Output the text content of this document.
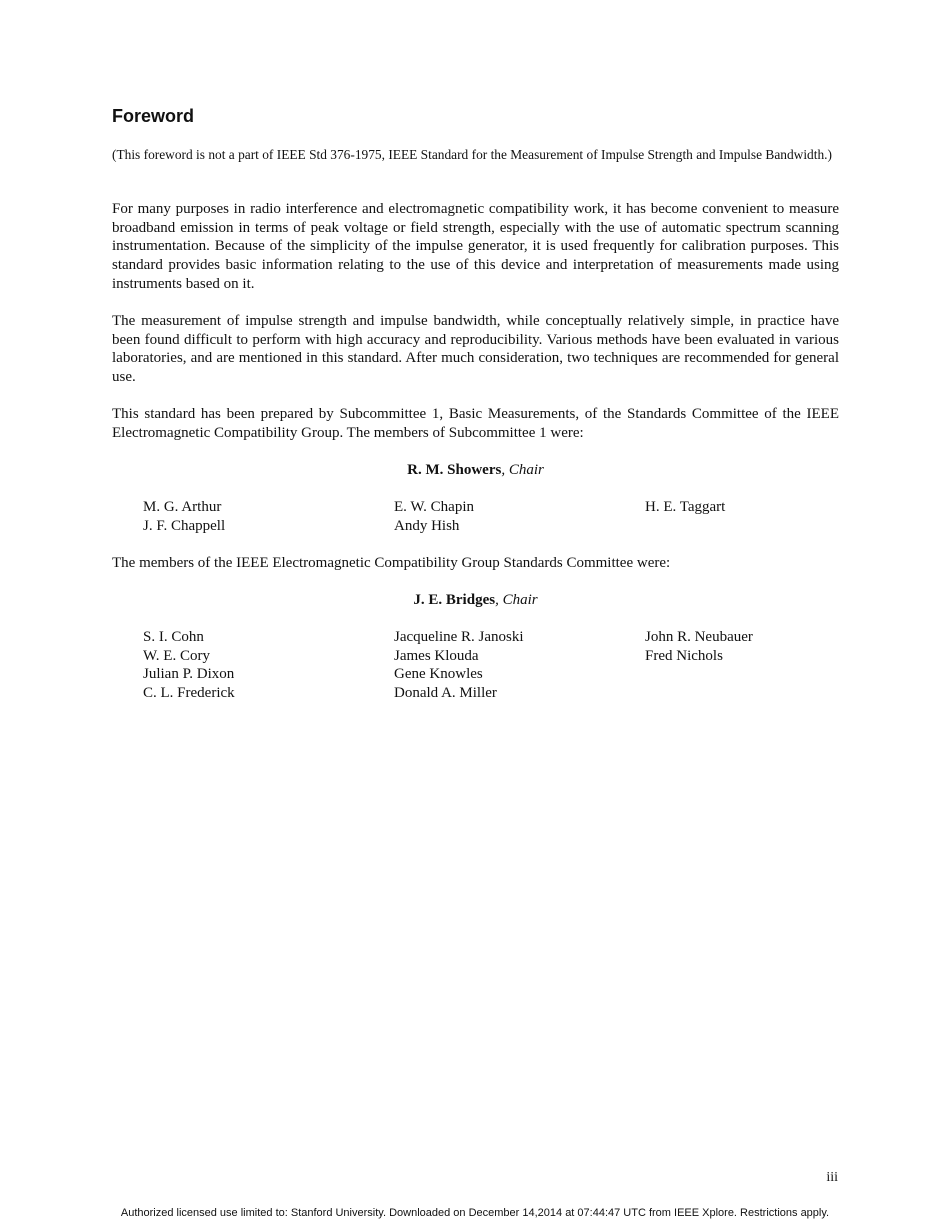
Foreword

(This foreword is not a part of IEEE Std 376-1975, IEEE Standard for the Measurement of Impulse Strength and Impulse Bandwidth.)

For many purposes in radio interference and electromagnetic compatibility work, it has become convenient to measure broadband emission in terms of peak voltage or field strength, especially with the use of automatic spectrum scanning instrumentation. Because of the simplicity of the impulse generator, it is used frequently for calibration purposes. This standard provides basic information relating to the use of this device and interpretation of measurements made using instruments based on it.

The measurement of impulse strength and impulse bandwidth, while conceptually relatively simple, in practice have been found difficult to perform with high accuracy and reproducibility. Various methods have been evaluated in various laboratories, and are mentioned in this standard. After much consideration, two techniques are recommended for general use.

This standard has been prepared by Subcommittee 1, Basic Measurements, of the Standards Committee of the IEEE Electromagnetic Compatibility Group. The members of Subcommittee 1 were:

R. M. Showers, Chair

M. G. Arthur	E. W. Chapin	H. E. Taggart
J. F. Chappell	Andy Hish

The members of the IEEE Electromagnetic Compatibility Group Standards Committee were:

J. E. Bridges, Chair

S. I. Cohn	Jacqueline R. Janoski	John R. Neubauer
W. E. Cory	James Klouda	Fred Nichols
Julian P. Dixon	Gene Knowles
C. L. Frederick	Donald A. Miller
iii
Authorized licensed use limited to: Stanford University. Downloaded on December 14,2014 at 07:44:47 UTC from IEEE Xplore. Restrictions apply.
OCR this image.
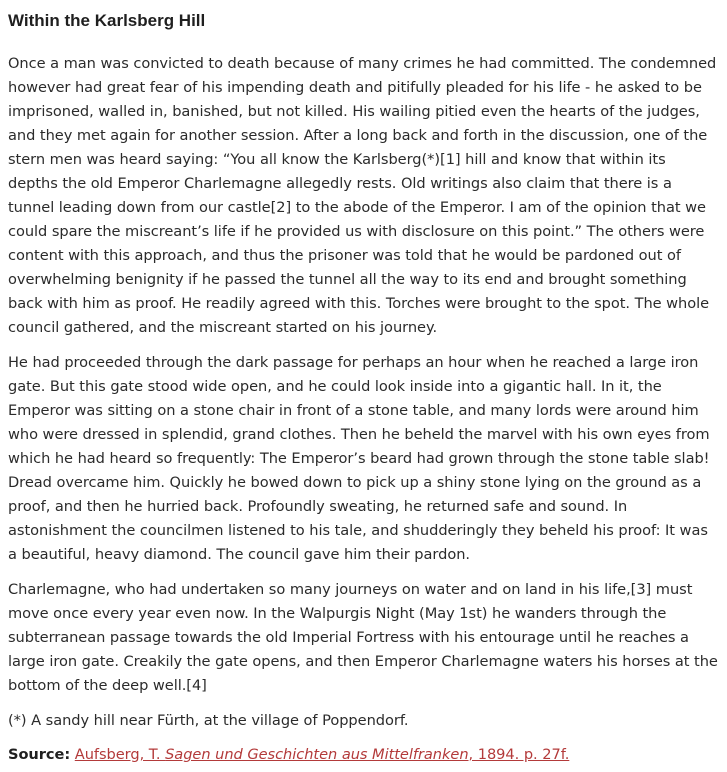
Within the Karlsberg Hill

Once a man was convicted to death because of many crimes he had committed. The condemned however had great fear of his impending death and pitifully pleaded for his life - he asked to be imprisoned, walled in, banished, but not killed. His wailing pitied even the hearts of the judges, and they met again for another session. After a long back and forth in the discussion, one of the stern men was heard saying: “You all know the Karlsberg(*)[1] hill and know that within its depths the old Emperor Charlemagne allegedly rests. Old writings also claim that there is a tunnel leading down from our castle[2] to the abode of the Emperor. I am of the opinion that we could spare the miscreant’s life if he provided us with disclosure on this point.” The others were content with this approach, and thus the prisoner was told that he would be pardoned out of overwhelming benignity if he passed the tunnel all the way to its end and brought something back with him as proof. He readily agreed with this. Torches were brought to the spot. The whole council gathered, and the miscreant started on his journey.

He had proceeded through the dark passage for perhaps an hour when he reached a large iron gate. But this gate stood wide open, and he could look inside into a gigantic hall. In it, the Emperor was sitting on a stone chair in front of a stone table, and many lords were around him who were dressed in splendid, grand clothes. Then he beheld the marvel with his own eyes from which he had heard so frequently: The Emperor’s beard had grown through the stone table slab! Dread overcame him. Quickly he bowed down to pick up a shiny stone lying on the ground as a proof, and then he hurried back. Profoundly sweating, he returned safe and sound. In astonishment the councilmen listened to his tale, and shudderingly they beheld his proof: It was a beautiful, heavy diamond. The council gave him their pardon.

Charlemagne, who had undertaken so many journeys on water and on land in his life,[3] must move once every year even now. In the Walpurgis Night (May 1st) he wanders through the subterranean passage towards the old Imperial Fortress with his entourage until he reaches a large iron gate. Creakily the gate opens, and then Emperor Charlemagne waters his horses at the bottom of the deep well.[4]

(*) A sandy hill near Fürth, at the village of Poppendorf.

Source: Aufsberg, T. Sagen und Geschichten aus Mittelfranken, 1894. p. 27f.
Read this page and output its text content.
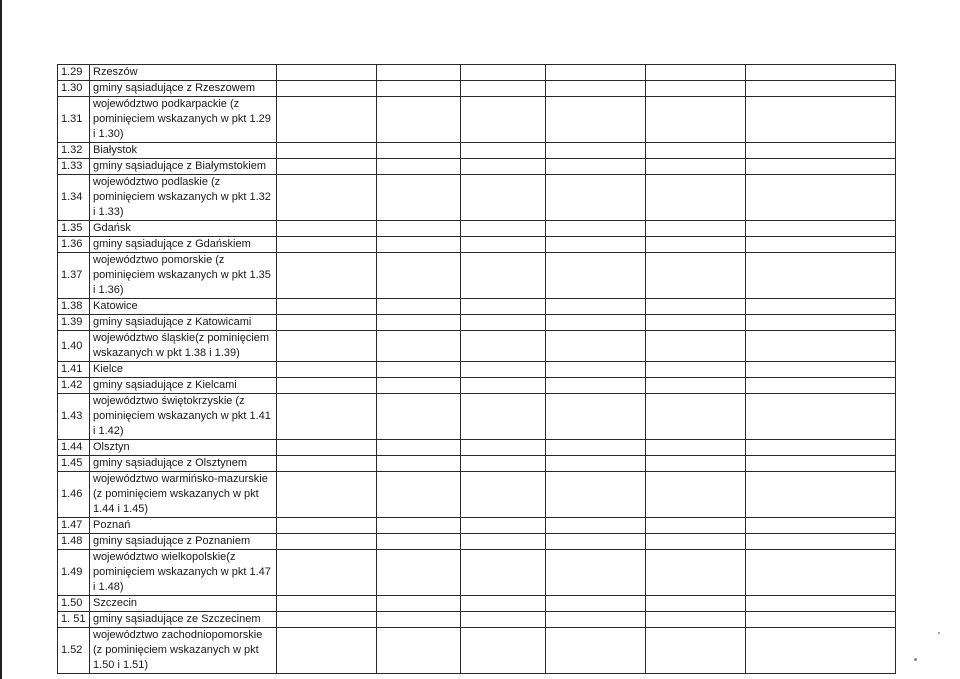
1.29	Rzeszów						
1.30	gminy sąsiadujące z Rzeszowem						
1.31	województwo podkarpackie (z pominięciem wskazanych w pkt 1.29 i 1.30)						
1.32	Białystok						
1.33	gminy sąsiadujące z Białymstokiem						
1.34	województwo podlaskie (z pominięciem wskazanych w pkt 1.32 i 1.33)						
1.35	Gdańsk						
1.36	gminy sąsiadujące z Gdańskiem						
1.37	województwo pomorskie (z pominięciem wskazanych w pkt 1.35 i 1.36)						
1.38	Katowice						
1.39	gminy sąsiadujące z Katowicami						
1.40	województwo śląskie(z pominięciem wskazanych w pkt 1.38 i 1.39)						
1.41	Kielce						
1.42	gminy sąsiadujące z Kielcami						
1.43	województwo świętokrzyskie (z pominięciem wskazanych w pkt 1.41 i 1.42)						
1.44	Olsztyn						
1.45	gminy sąsiadujące z Olsztynem						
1.46	województwo warmińsko-mazurskie (z pominięciem wskazanych w pkt 1.44 i 1.45)						
1.47	Poznań						
1.48	gminy sąsiadujące z Poznaniem						
1.49	województwo wielkopolskie(z pominięciem wskazanych w pkt 1.47 i 1.48)						
1.50	Szczecin						
1. 51	gminy sąsiadujące ze Szczecinem						
1.52	województwo zachodniopomorskie (z pominięciem wskazanych w pkt 1.50 i 1.51)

Task directions =
Omit every picture, then reproduce the rest of the listing exactly.

Result of this task =
Output the text content of this document.
Foreword

(This foreword is not a part of IEEE Std 376-1975, IEEE Standard for the Measurement of Impulse Strength and Impulse Bandwidth.)

For many purposes in radio interference and electromagnetic compatibility work, it has become convenient to measure broadband emission in terms of peak voltage or field strength, especially with the use of automatic spectrum scanning instrumentation. Because of the simplicity of the impulse generator, it is used frequently for calibration purposes. This standard provides basic information relating to the use of this device and interpretation of measurements made using instruments based on it.

The measurement of impulse strength and impulse bandwidth, while conceptually relatively simple, in practice have been found difficult to perform with high accuracy and reproducibility. Various methods have been evaluated in various laboratories, and are mentioned in this standard. After much consideration, two techniques are recommended for general use.

This standard has been prepared by Subcommittee 1, Basic Measurements, of the Standards Committee of the IEEE Electromagnetic Compatibility Group. The members of Subcommittee 1 were:

R. M. Showers, Chair

M. G. Arthur	E. W. Chapin	H. E. Taggart
J. F. Chappell	Andy Hish

The members of the IEEE Electromagnetic Compatibility Group Standards Committee were:

J. E. Bridges, Chair

S. I. Cohn	Jacqueline R. Janoski	John R. Neubauer
W. E. Cory	James Klouda	Fred Nichols
Julian P. Dixon	Gene Knowles
C. L. Frederick	Donald A. Miller
iii
Authorized licensed use limited to: Stanford University. Downloaded on December 14,2014 at 07:44:47 UTC from IEEE Xplore. Restrictions apply.
OCR this image.
Within the Karlsberg Hill

Once a man was convicted to death because of many crimes he had committed. The condemned however had great fear of his impending death and pitifully pleaded for his life - he asked to be imprisoned, walled in, banished, but not killed. His wailing pitied even the hearts of the judges, and they met again for another session. After a long back and forth in the discussion, one of the stern men was heard saying: “You all know the Karlsberg(*)[1] hill and know that within its depths the old Emperor Charlemagne allegedly rests. Old writings also claim that there is a tunnel leading down from our castle[2] to the abode of the Emperor. I am of the opinion that we could spare the miscreant’s life if he provided us with disclosure on this point.” The others were content with this approach, and thus the prisoner was told that he would be pardoned out of overwhelming benignity if he passed the tunnel all the way to its end and brought something back with him as proof. He readily agreed with this. Torches were brought to the spot. The whole council gathered, and the miscreant started on his journey.

He had proceeded through the dark passage for perhaps an hour when he reached a large iron gate. But this gate stood wide open, and he could look inside into a gigantic hall. In it, the Emperor was sitting on a stone chair in front of a stone table, and many lords were around him who were dressed in splendid, grand clothes. Then he beheld the marvel with his own eyes from which he had heard so frequently: The Emperor’s beard had grown through the stone table slab! Dread overcame him. Quickly he bowed down to pick up a shiny stone lying on the ground as a proof, and then he hurried back. Profoundly sweating, he returned safe and sound. In astonishment the councilmen listened to his tale, and shudderingly they beheld his proof: It was a beautiful, heavy diamond. The council gave him their pardon.

Charlemagne, who had undertaken so many journeys on water and on land in his life,[3] must move once every year even now. In the Walpurgis Night (May 1st) he wanders through the subterranean passage towards the old Imperial Fortress with his entourage until he reaches a large iron gate. Creakily the gate opens, and then Emperor Charlemagne waters his horses at the bottom of the deep well.[4]

(*) A sandy hill near Fürth, at the village of Poppendorf.

Source: Aufsberg, T. Sagen und Geschichten aus Mittelfranken, 1894. p. 27f.
Read this page and output its text content.
1.29	Rzeszów						
1.30	gminy sąsiadujące z Rzeszowem						
1.31	województwo podkarpackie (z pominięciem wskazanych w pkt 1.29 i 1.30)						
1.32	Białystok						
1.33	gminy sąsiadujące z Białymstokiem						
1.34	województwo podlaskie (z pominięciem wskazanych w pkt 1.32 i 1.33)						
1.35	Gdańsk						
1.36	gminy sąsiadujące z Gdańskiem						
1.37	województwo pomorskie (z pominięciem wskazanych w pkt 1.35 i 1.36)						
1.38	Katowice						
1.39	gminy sąsiadujące z Katowicami						
1.40	województwo śląskie(z pominięciem wskazanych w pkt 1.38 i 1.39)						
1.41	Kielce						
1.42	gminy sąsiadujące z Kielcami						
1.43	województwo świętokrzyskie (z pominięciem wskazanych w pkt 1.41 i 1.42)						
1.44	Olsztyn						
1.45	gminy sąsiadujące z Olsztynem						
1.46	województwo warmińsko-mazurskie (z pominięciem wskazanych w pkt 1.44 i 1.45)						
1.47	Poznań						
1.48	gminy sąsiadujące z Poznaniem						
1.49	województwo wielkopolskie(z pominięciem wskazanych w pkt 1.47 i 1.48)						
1.50	Szczecin						
1. 51	gminy sąsiadujące ze Szczecinem						
1.52	województwo zachodniopomorskie (z pominięciem wskazanych w pkt 1.50 i 1.51)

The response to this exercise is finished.